Reproduce every line of the material below without changing a single character.

++++++++

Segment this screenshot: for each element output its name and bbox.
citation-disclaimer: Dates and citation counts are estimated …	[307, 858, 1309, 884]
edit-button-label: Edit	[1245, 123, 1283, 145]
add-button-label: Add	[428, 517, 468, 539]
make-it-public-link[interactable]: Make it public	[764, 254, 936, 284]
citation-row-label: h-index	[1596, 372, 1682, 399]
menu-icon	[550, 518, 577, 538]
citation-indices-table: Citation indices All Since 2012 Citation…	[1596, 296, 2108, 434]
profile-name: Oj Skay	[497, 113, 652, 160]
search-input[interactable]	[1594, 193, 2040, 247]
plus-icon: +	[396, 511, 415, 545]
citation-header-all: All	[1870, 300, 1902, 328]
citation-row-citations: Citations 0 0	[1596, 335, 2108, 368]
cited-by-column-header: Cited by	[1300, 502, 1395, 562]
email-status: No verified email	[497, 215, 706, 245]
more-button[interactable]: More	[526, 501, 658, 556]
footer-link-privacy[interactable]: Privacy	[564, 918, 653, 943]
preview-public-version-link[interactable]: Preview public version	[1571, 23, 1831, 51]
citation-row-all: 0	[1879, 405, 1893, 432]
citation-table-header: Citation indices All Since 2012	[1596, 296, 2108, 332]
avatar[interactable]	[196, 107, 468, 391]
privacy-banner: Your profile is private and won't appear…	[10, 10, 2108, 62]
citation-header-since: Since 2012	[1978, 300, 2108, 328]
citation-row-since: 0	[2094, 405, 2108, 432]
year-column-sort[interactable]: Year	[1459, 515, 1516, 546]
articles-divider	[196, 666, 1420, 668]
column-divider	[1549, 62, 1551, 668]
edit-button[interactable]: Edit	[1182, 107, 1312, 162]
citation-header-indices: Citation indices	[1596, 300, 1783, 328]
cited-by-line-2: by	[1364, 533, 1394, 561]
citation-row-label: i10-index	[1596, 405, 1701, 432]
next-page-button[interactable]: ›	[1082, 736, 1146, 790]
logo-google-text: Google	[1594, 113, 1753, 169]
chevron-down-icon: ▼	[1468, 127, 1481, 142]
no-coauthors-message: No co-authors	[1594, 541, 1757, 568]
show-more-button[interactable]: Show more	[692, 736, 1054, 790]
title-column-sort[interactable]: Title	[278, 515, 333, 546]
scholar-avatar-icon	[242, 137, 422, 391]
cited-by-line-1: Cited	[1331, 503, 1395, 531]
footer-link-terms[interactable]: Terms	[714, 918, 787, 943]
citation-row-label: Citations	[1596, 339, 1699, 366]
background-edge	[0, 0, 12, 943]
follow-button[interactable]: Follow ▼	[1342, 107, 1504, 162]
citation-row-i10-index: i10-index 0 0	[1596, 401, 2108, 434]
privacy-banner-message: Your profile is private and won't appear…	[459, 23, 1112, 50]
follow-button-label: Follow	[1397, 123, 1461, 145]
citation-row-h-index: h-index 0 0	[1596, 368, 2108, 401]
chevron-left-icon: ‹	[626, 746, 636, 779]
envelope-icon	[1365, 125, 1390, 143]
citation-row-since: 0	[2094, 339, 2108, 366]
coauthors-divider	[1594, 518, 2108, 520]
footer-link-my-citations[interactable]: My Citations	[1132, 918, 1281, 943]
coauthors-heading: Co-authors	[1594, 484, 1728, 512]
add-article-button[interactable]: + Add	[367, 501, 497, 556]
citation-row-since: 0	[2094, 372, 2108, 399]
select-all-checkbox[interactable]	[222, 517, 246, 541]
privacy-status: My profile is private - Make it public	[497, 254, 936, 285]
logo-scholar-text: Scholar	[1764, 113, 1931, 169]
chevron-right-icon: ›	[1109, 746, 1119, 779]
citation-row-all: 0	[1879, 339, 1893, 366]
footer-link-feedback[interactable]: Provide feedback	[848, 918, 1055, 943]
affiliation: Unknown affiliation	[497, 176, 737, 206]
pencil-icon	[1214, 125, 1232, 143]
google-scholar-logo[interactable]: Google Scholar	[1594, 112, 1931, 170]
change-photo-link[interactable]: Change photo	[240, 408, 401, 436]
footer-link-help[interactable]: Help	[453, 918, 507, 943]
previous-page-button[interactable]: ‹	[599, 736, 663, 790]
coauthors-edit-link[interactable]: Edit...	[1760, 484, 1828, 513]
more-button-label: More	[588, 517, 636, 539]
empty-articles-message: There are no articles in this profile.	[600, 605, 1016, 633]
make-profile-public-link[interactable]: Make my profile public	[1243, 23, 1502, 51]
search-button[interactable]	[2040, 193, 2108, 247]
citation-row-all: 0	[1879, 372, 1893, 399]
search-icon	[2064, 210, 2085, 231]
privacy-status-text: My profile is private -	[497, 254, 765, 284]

++++++++

• **RESULT**
Segment this screenshot: for each element output its name and bbox.
citation-disclaimer: Dates and citation counts are estimated …	[307, 858, 1309, 884]
edit-button-label: Edit	[1245, 123, 1283, 145]
add-button-label: Add	[428, 517, 468, 539]
make-it-public-link[interactable]: Make it public	[764, 254, 936, 284]
citation-row-label: h-index	[1596, 372, 1682, 399]
menu-icon	[550, 518, 577, 538]
citation-indices-table: Citation indices All Since 2012 Citation…	[1596, 296, 2108, 434]
profile-name: Oj Skay	[497, 113, 652, 160]
search-input[interactable]	[1594, 193, 2040, 247]
plus-icon: +	[396, 511, 415, 545]
citation-header-all: All	[1870, 300, 1902, 328]
citation-row-citations: Citations 0 0	[1596, 335, 2108, 368]
cited-by-column-header: Cited by	[1300, 502, 1395, 562]
email-status: No verified email	[497, 215, 706, 245]
more-button[interactable]: More	[526, 501, 658, 556]
footer-link-privacy[interactable]: Privacy	[564, 918, 653, 943]
preview-public-version-link[interactable]: Preview public version	[1571, 23, 1831, 51]
citation-row-all: 0	[1879, 405, 1893, 432]
citation-table-header: Citation indices All Since 2012	[1596, 296, 2108, 332]
avatar[interactable]	[196, 107, 468, 391]
privacy-banner: Your profile is private and won't appear…	[10, 10, 2108, 62]
citation-header-since: Since 2012	[1978, 300, 2108, 328]
citation-row-since: 0	[2094, 405, 2108, 432]
year-column-sort[interactable]: Year	[1459, 515, 1516, 546]
articles-divider	[196, 666, 1420, 668]
column-divider	[1549, 62, 1551, 668]
edit-button[interactable]: Edit	[1182, 107, 1312, 162]
citation-header-indices: Citation indices	[1596, 300, 1783, 328]
cited-by-line-2: by	[1364, 533, 1394, 561]
citation-row-label: i10-index	[1596, 405, 1701, 432]
next-page-button[interactable]: ›	[1082, 736, 1146, 790]
logo-google-text: Google	[1594, 113, 1753, 169]
chevron-down-icon: ▼	[1468, 127, 1481, 142]
no-coauthors-message: No co-authors	[1594, 541, 1757, 568]
show-more-button[interactable]: Show more	[692, 736, 1054, 790]
title-column-sort[interactable]: Title	[278, 515, 333, 546]
scholar-avatar-icon	[242, 137, 422, 391]
cited-by-line-1: Cited	[1331, 503, 1395, 531]
footer-link-terms[interactable]: Terms	[714, 918, 787, 943]
citation-row-label: Citations	[1596, 339, 1699, 366]
background-edge	[0, 0, 12, 943]
follow-button[interactable]: Follow ▼	[1342, 107, 1504, 162]
citation-row-i10-index: i10-index 0 0	[1596, 401, 2108, 434]
privacy-banner-message: Your profile is private and won't appear…	[459, 23, 1112, 50]
follow-button-label: Follow	[1397, 123, 1461, 145]
citation-row-h-index: h-index 0 0	[1596, 368, 2108, 401]
chevron-left-icon: ‹	[626, 746, 636, 779]
envelope-icon	[1365, 125, 1390, 143]
citation-row-since: 0	[2094, 339, 2108, 366]
coauthors-divider	[1594, 518, 2108, 520]
footer-link-my-citations[interactable]: My Citations	[1132, 918, 1281, 943]
coauthors-heading: Co-authors	[1594, 484, 1728, 512]
add-article-button[interactable]: + Add	[367, 501, 497, 556]
citation-row-since: 0	[2094, 372, 2108, 399]
select-all-checkbox[interactable]	[222, 517, 246, 541]
privacy-status: My profile is private - Make it public	[497, 254, 936, 285]
logo-scholar-text: Scholar	[1764, 113, 1931, 169]
chevron-right-icon: ›	[1109, 746, 1119, 779]
citation-row-all: 0	[1879, 339, 1893, 366]
footer-link-feedback[interactable]: Provide feedback	[848, 918, 1055, 943]
affiliation: Unknown affiliation	[497, 176, 737, 206]
pencil-icon	[1214, 125, 1232, 143]
google-scholar-logo[interactable]: Google Scholar	[1594, 112, 1931, 170]
change-photo-link[interactable]: Change photo	[240, 408, 401, 436]
footer-link-help[interactable]: Help	[453, 918, 507, 943]
previous-page-button[interactable]: ‹	[599, 736, 663, 790]
coauthors-edit-link[interactable]: Edit...	[1760, 484, 1828, 513]
more-button-label: More	[588, 517, 636, 539]
empty-articles-message: There are no articles in this profile.	[600, 605, 1016, 633]
make-profile-public-link[interactable]: Make my profile public	[1243, 23, 1502, 51]
search-button[interactable]	[2040, 193, 2108, 247]
citation-row-all: 0	[1879, 372, 1893, 399]
search-icon	[2064, 210, 2085, 231]
privacy-status-text: My profile is private -	[497, 254, 765, 284]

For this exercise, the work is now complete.